• [Exercise]: Could you print every record below exactly as it appears?

• [Input records]:
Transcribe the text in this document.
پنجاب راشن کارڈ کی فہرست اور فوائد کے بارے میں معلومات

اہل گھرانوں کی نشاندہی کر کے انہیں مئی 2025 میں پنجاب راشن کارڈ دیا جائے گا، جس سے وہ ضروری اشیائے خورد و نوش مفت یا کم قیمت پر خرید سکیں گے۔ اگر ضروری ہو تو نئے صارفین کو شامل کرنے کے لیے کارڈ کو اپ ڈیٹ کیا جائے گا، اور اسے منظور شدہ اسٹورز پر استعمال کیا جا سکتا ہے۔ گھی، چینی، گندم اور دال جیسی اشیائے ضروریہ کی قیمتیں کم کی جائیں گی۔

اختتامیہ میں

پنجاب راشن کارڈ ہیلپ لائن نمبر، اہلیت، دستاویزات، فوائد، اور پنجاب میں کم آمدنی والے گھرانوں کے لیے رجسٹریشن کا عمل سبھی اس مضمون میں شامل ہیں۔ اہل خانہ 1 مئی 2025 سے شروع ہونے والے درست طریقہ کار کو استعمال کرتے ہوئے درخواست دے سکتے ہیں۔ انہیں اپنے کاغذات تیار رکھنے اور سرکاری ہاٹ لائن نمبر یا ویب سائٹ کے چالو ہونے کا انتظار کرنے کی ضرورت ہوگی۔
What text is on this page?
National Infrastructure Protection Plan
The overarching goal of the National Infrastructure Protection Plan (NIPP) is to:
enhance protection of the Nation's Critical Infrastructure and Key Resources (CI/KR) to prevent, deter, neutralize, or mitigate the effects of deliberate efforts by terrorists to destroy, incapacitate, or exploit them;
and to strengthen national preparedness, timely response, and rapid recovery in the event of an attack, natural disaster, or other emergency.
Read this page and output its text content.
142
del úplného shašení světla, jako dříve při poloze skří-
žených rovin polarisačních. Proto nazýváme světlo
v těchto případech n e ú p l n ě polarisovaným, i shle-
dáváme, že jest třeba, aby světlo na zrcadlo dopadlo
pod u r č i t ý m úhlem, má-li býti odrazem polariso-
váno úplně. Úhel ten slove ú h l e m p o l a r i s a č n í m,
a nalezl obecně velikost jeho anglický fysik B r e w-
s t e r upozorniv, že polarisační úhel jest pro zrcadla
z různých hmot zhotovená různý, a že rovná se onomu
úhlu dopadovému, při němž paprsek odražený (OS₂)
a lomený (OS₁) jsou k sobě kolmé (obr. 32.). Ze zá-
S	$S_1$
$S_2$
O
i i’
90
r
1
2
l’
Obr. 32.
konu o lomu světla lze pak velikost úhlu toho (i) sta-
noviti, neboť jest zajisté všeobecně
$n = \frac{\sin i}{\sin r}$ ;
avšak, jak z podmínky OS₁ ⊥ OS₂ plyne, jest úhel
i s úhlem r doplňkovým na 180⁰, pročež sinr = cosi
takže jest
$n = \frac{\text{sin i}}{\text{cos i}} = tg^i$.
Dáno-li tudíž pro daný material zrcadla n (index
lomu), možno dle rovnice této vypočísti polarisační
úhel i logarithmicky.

• [Complete answer]:
Transcribe the text in this document.
پنجاب راشن کارڈ کی فہرست اور فوائد کے بارے میں معلومات

اہل گھرانوں کی نشاندہی کر کے انہیں مئی 2025 میں پنجاب راشن کارڈ دیا جائے گا، جس سے وہ ضروری اشیائے خورد و نوش مفت یا کم قیمت پر خرید سکیں گے۔ اگر ضروری ہو تو نئے صارفین کو شامل کرنے کے لیے کارڈ کو اپ ڈیٹ کیا جائے گا، اور اسے منظور شدہ اسٹورز پر استعمال کیا جا سکتا ہے۔ گھی، چینی، گندم اور دال جیسی اشیائے ضروریہ کی قیمتیں کم کی جائیں گی۔

اختتامیہ میں

پنجاب راشن کارڈ ہیلپ لائن نمبر، اہلیت، دستاویزات، فوائد، اور پنجاب میں کم آمدنی والے گھرانوں کے لیے رجسٹریشن کا عمل سبھی اس مضمون میں شامل ہیں۔ اہل خانہ 1 مئی 2025 سے شروع ہونے والے درست طریقہ کار کو استعمال کرتے ہوئے درخواست دے سکتے ہیں۔ انہیں اپنے کاغذات تیار رکھنے اور سرکاری ہاٹ لائن نمبر یا ویب سائٹ کے چالو ہونے کا انتظار کرنے کی ضرورت ہوگی۔
What text is on this page?
National Infrastructure Protection Plan
The overarching goal of the National Infrastructure Protection Plan (NIPP) is to:
enhance protection of the Nation's Critical Infrastructure and Key Resources (CI/KR) to prevent, deter, neutralize, or mitigate the effects of deliberate efforts by terrorists to destroy, incapacitate, or exploit them;
and to strengthen national preparedness, timely response, and rapid recovery in the event of an attack, natural disaster, or other emergency.
Read this page and output its text content.
142
del úplného shašení světla, jako dříve při poloze skří-
žených rovin polarisačních. Proto nazýváme světlo
v těchto případech n e ú p l n ě polarisovaným, i shle-
dáváme, že jest třeba, aby světlo na zrcadlo dopadlo
pod u r č i t ý m úhlem, má-li býti odrazem polariso-
váno úplně. Úhel ten slove ú h l e m p o l a r i s a č n í m,
a nalezl obecně velikost jeho anglický fysik B r e w-
s t e r upozorniv, že polarisační úhel jest pro zrcadla
z různých hmot zhotovená různý, a že rovná se onomu
úhlu dopadovému, při němž paprsek odražený (OS₂)
a lomený (OS₁) jsou k sobě kolmé (obr. 32.). Ze zá-
S	$S_1$
$S_2$
O
i i’
90
r
1
2
l’
Obr. 32.
konu o lomu světla lze pak velikost úhlu toho (i) sta-
noviti, neboť jest zajisté všeobecně
$n = \frac{\sin i}{\sin r}$ ;
avšak, jak z podmínky OS₁ ⊥ OS₂ plyne, jest úhel
i s úhlem r doplňkovým na 180⁰, pročež sinr = cosi
takže jest
$n = \frac{\text{sin i}}{\text{cos i}} = tg^i$.
Dáno-li tudíž pro daný material zrcadla n (index
lomu), možno dle rovnice této vypočísti polarisační
úhel i logarithmicky.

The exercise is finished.